Assignment:
Every line below that contains "Epidemiology" is to be copied.

== Supplied entries ==

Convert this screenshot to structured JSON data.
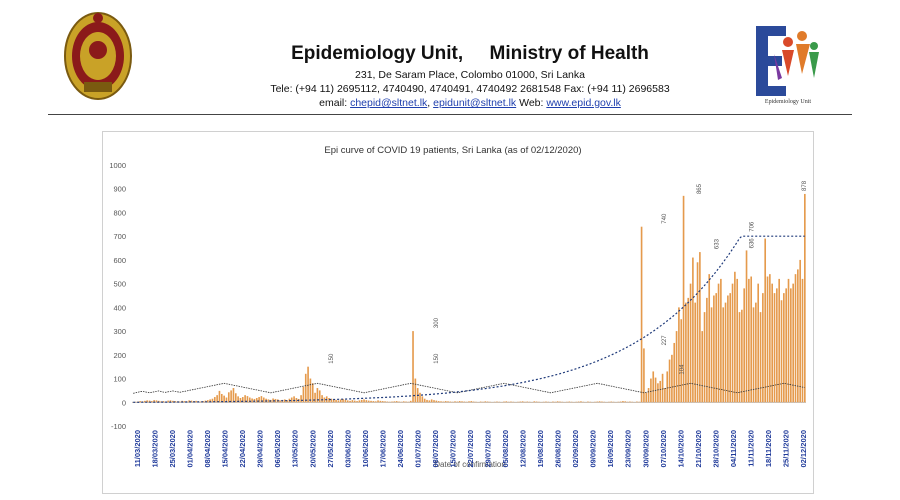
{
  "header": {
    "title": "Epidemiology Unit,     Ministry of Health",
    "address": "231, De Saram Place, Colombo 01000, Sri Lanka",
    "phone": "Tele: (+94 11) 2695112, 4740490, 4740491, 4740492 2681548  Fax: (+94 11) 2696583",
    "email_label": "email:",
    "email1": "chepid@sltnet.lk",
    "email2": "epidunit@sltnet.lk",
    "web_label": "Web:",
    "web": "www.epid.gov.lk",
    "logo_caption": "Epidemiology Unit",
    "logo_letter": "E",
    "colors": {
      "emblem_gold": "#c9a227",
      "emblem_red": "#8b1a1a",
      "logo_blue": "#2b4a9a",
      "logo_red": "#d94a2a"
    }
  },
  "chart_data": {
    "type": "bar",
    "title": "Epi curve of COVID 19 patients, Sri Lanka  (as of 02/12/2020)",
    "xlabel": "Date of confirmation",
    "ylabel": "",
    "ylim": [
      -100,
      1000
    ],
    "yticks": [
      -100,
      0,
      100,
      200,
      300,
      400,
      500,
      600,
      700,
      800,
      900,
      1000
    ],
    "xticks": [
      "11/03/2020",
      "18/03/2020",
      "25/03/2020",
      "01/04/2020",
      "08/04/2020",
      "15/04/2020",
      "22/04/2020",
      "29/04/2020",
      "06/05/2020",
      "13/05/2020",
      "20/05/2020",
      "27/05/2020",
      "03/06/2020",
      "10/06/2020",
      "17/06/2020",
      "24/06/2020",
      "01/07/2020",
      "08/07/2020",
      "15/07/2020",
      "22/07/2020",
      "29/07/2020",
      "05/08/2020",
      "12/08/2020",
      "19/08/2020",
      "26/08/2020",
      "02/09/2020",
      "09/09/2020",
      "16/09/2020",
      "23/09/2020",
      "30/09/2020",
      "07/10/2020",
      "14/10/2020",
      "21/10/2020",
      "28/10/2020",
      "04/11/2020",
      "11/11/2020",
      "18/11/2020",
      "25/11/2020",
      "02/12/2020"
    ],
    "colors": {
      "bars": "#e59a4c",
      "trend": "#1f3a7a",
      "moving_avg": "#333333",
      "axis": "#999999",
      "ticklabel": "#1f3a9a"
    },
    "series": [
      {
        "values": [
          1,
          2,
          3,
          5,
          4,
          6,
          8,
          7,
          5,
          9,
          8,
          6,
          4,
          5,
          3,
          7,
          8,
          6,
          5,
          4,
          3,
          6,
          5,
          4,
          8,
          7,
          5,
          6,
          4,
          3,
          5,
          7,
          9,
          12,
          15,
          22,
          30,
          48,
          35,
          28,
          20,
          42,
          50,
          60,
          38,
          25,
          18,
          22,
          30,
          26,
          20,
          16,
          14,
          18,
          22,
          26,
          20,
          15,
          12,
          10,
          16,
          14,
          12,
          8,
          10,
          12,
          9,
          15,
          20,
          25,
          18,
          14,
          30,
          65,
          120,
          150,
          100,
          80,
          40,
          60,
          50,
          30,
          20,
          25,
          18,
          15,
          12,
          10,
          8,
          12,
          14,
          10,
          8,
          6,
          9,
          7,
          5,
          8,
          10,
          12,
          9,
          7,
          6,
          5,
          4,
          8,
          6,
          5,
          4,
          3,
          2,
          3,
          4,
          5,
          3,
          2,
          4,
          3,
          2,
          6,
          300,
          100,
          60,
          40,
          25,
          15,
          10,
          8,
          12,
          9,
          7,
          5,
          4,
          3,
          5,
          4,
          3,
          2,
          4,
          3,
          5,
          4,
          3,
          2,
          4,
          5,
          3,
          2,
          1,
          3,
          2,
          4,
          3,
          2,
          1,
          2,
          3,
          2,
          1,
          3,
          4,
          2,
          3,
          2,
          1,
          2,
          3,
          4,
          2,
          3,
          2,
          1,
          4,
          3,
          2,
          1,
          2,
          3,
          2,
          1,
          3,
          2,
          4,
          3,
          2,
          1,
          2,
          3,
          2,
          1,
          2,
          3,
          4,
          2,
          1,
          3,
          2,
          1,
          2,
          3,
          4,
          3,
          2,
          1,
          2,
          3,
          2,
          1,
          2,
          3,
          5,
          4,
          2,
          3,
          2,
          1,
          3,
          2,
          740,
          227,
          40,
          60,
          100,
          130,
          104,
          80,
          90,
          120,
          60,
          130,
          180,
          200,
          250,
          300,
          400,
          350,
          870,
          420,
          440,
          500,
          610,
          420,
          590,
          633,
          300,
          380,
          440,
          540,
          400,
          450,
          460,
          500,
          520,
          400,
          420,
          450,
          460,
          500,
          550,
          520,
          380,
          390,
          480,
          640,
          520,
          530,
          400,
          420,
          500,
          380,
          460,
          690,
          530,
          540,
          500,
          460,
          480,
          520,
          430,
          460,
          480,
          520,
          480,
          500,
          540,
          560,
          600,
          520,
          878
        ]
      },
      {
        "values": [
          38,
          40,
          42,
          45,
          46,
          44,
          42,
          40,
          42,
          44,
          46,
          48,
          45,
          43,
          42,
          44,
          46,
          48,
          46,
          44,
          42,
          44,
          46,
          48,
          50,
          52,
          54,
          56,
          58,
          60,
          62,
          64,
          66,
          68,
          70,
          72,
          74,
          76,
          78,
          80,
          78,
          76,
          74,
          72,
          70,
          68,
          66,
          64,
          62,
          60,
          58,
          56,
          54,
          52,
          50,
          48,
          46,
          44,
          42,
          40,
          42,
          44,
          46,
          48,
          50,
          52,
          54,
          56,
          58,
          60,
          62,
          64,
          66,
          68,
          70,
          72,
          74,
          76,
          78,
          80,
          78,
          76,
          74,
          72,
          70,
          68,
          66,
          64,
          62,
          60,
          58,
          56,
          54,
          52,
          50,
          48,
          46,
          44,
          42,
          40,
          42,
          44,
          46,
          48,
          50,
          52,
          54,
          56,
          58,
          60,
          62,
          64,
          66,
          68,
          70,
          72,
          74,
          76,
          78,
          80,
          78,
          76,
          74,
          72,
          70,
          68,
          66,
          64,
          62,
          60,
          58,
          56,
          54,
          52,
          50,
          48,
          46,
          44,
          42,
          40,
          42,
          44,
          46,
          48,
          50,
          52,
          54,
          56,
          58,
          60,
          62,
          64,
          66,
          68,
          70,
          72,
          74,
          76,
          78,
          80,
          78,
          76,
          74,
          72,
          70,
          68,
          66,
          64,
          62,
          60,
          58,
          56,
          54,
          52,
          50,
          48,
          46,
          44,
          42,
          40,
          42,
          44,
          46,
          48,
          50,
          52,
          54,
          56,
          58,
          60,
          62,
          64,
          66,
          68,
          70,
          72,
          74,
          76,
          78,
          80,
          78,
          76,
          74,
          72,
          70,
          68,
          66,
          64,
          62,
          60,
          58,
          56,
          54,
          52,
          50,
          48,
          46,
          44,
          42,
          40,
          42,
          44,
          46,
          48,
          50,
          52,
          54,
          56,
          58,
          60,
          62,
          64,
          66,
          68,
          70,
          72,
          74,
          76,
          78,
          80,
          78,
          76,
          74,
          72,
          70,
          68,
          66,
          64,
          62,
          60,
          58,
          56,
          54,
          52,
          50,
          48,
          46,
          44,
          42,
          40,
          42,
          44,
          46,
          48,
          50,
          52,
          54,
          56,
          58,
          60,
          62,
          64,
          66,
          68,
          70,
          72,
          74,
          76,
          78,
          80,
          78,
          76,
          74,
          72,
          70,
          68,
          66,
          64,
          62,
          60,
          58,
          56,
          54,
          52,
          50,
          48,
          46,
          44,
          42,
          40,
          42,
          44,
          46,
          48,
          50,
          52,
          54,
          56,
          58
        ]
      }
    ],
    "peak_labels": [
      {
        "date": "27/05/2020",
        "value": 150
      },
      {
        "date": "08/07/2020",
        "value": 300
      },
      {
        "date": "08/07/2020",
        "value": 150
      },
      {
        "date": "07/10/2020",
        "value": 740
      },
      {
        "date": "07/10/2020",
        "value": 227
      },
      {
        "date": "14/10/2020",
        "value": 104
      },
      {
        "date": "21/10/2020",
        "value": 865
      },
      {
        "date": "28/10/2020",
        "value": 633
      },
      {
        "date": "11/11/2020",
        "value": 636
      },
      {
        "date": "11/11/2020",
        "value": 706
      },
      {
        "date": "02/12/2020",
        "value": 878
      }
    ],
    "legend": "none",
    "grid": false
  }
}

===

Result of the exercise:
    "title": "Epidemiology Unit,     Ministry of Health",
    "logo_caption": "Epidemiology Unit",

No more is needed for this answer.